* _Element placement data_:
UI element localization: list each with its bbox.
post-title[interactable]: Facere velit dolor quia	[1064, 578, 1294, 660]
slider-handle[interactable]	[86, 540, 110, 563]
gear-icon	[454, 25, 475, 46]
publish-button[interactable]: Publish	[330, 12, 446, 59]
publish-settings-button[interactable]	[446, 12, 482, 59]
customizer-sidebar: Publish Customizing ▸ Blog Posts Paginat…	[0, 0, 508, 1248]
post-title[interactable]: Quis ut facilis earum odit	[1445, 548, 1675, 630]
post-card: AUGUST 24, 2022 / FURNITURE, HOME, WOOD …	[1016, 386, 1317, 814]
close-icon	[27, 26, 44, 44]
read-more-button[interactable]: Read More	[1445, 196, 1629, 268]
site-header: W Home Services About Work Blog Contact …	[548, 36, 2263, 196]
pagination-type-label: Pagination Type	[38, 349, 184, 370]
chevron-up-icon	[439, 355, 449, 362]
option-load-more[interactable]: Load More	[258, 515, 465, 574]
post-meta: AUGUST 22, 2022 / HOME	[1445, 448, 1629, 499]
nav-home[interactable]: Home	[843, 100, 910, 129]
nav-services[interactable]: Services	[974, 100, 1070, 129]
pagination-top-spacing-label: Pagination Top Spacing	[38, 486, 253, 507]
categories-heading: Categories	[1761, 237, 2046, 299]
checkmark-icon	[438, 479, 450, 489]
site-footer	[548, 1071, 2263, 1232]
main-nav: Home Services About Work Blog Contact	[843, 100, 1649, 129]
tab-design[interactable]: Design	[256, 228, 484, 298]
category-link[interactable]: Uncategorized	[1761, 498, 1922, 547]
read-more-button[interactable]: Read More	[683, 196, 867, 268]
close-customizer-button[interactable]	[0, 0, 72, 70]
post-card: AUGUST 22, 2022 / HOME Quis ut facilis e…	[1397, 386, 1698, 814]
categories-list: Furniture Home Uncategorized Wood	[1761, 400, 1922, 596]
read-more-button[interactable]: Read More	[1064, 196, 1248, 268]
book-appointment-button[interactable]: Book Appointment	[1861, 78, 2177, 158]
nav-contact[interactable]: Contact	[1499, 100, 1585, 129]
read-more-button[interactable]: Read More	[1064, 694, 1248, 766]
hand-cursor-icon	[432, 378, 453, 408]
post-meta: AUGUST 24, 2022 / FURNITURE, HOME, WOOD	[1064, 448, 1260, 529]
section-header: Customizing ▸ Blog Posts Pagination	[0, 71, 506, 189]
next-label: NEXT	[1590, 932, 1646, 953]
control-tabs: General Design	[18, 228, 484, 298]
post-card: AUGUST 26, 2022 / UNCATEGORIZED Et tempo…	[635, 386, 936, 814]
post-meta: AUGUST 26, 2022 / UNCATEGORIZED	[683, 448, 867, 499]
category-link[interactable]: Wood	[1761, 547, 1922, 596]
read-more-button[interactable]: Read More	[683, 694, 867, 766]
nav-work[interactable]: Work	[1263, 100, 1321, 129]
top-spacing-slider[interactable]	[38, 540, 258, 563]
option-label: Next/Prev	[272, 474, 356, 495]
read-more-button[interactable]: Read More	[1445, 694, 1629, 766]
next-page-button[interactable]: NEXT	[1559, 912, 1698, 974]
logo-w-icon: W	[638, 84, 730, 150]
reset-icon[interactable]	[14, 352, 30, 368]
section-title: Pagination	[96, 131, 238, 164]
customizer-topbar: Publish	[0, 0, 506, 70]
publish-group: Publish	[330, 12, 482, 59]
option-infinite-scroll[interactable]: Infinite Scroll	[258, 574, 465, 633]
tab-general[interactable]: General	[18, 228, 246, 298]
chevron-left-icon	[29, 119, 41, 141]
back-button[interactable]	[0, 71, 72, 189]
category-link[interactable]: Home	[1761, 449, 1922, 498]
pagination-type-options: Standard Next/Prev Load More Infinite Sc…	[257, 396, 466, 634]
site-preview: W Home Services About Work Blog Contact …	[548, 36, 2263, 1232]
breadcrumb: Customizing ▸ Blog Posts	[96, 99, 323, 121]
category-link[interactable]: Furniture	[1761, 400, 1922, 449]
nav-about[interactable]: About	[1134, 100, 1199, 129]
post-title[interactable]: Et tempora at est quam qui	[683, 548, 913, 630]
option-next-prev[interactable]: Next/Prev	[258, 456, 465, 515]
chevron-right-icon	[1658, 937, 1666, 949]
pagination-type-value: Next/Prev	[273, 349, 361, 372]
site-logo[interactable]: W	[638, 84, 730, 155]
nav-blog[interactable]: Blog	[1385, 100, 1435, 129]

* _Your goal_: Copy out every line above without changing anything.

* _Response to the task_:
UI element localization: list each with its bbox.
post-title[interactable]: Facere velit dolor quia	[1064, 578, 1294, 660]
slider-handle[interactable]	[86, 540, 110, 563]
gear-icon	[454, 25, 475, 46]
publish-button[interactable]: Publish	[330, 12, 446, 59]
publish-settings-button[interactable]	[446, 12, 482, 59]
customizer-sidebar: Publish Customizing ▸ Blog Posts Paginat…	[0, 0, 508, 1248]
post-title[interactable]: Quis ut facilis earum odit	[1445, 548, 1675, 630]
post-card: AUGUST 24, 2022 / FURNITURE, HOME, WOOD …	[1016, 386, 1317, 814]
close-icon	[27, 26, 44, 44]
read-more-button[interactable]: Read More	[1445, 196, 1629, 268]
site-header: W Home Services About Work Blog Contact …	[548, 36, 2263, 196]
pagination-type-label: Pagination Type	[38, 349, 184, 370]
chevron-up-icon	[439, 355, 449, 362]
option-load-more[interactable]: Load More	[258, 515, 465, 574]
post-meta: AUGUST 22, 2022 / HOME	[1445, 448, 1629, 499]
nav-home[interactable]: Home	[843, 100, 910, 129]
nav-services[interactable]: Services	[974, 100, 1070, 129]
pagination-top-spacing-label: Pagination Top Spacing	[38, 486, 253, 507]
categories-heading: Categories	[1761, 237, 2046, 299]
checkmark-icon	[438, 479, 450, 489]
site-footer	[548, 1071, 2263, 1232]
main-nav: Home Services About Work Blog Contact	[843, 100, 1649, 129]
tab-design[interactable]: Design	[256, 228, 484, 298]
category-link[interactable]: Uncategorized	[1761, 498, 1922, 547]
read-more-button[interactable]: Read More	[683, 196, 867, 268]
close-customizer-button[interactable]	[0, 0, 72, 70]
post-card: AUGUST 22, 2022 / HOME Quis ut facilis e…	[1397, 386, 1698, 814]
categories-list: Furniture Home Uncategorized Wood	[1761, 400, 1922, 596]
read-more-button[interactable]: Read More	[1064, 196, 1248, 268]
book-appointment-button[interactable]: Book Appointment	[1861, 78, 2177, 158]
nav-contact[interactable]: Contact	[1499, 100, 1585, 129]
read-more-button[interactable]: Read More	[1064, 694, 1248, 766]
hand-cursor-icon	[432, 378, 453, 408]
post-meta: AUGUST 24, 2022 / FURNITURE, HOME, WOOD	[1064, 448, 1260, 529]
section-header: Customizing ▸ Blog Posts Pagination	[0, 71, 506, 189]
next-label: NEXT	[1590, 932, 1646, 953]
control-tabs: General Design	[18, 228, 484, 298]
post-card: AUGUST 26, 2022 / UNCATEGORIZED Et tempo…	[635, 386, 936, 814]
post-meta: AUGUST 26, 2022 / UNCATEGORIZED	[683, 448, 867, 499]
category-link[interactable]: Wood	[1761, 547, 1922, 596]
read-more-button[interactable]: Read More	[683, 694, 867, 766]
nav-work[interactable]: Work	[1263, 100, 1321, 129]
top-spacing-slider[interactable]	[38, 540, 258, 563]
option-label: Next/Prev	[272, 474, 356, 495]
read-more-button[interactable]: Read More	[1445, 694, 1629, 766]
next-page-button[interactable]: NEXT	[1559, 912, 1698, 974]
logo-w-icon: W	[638, 84, 730, 150]
reset-icon[interactable]	[14, 352, 30, 368]
section-title: Pagination	[96, 131, 238, 164]
customizer-topbar: Publish	[0, 0, 506, 70]
publish-group: Publish	[330, 12, 482, 59]
option-infinite-scroll[interactable]: Infinite Scroll	[258, 574, 465, 633]
tab-general[interactable]: General	[18, 228, 246, 298]
chevron-left-icon	[29, 119, 41, 141]
back-button[interactable]	[0, 71, 72, 189]
category-link[interactable]: Home	[1761, 449, 1922, 498]
pagination-type-options: Standard Next/Prev Load More Infinite Sc…	[257, 396, 466, 634]
site-preview: W Home Services About Work Blog Contact …	[548, 36, 2263, 1232]
breadcrumb: Customizing ▸ Blog Posts	[96, 99, 323, 121]
category-link[interactable]: Furniture	[1761, 400, 1922, 449]
nav-about[interactable]: About	[1134, 100, 1199, 129]
post-title[interactable]: Et tempora at est quam qui	[683, 548, 913, 630]
option-next-prev[interactable]: Next/Prev	[258, 456, 465, 515]
chevron-right-icon	[1658, 937, 1666, 949]
pagination-type-value: Next/Prev	[273, 349, 361, 372]
site-logo[interactable]: W	[638, 84, 730, 155]
nav-blog[interactable]: Blog	[1385, 100, 1435, 129]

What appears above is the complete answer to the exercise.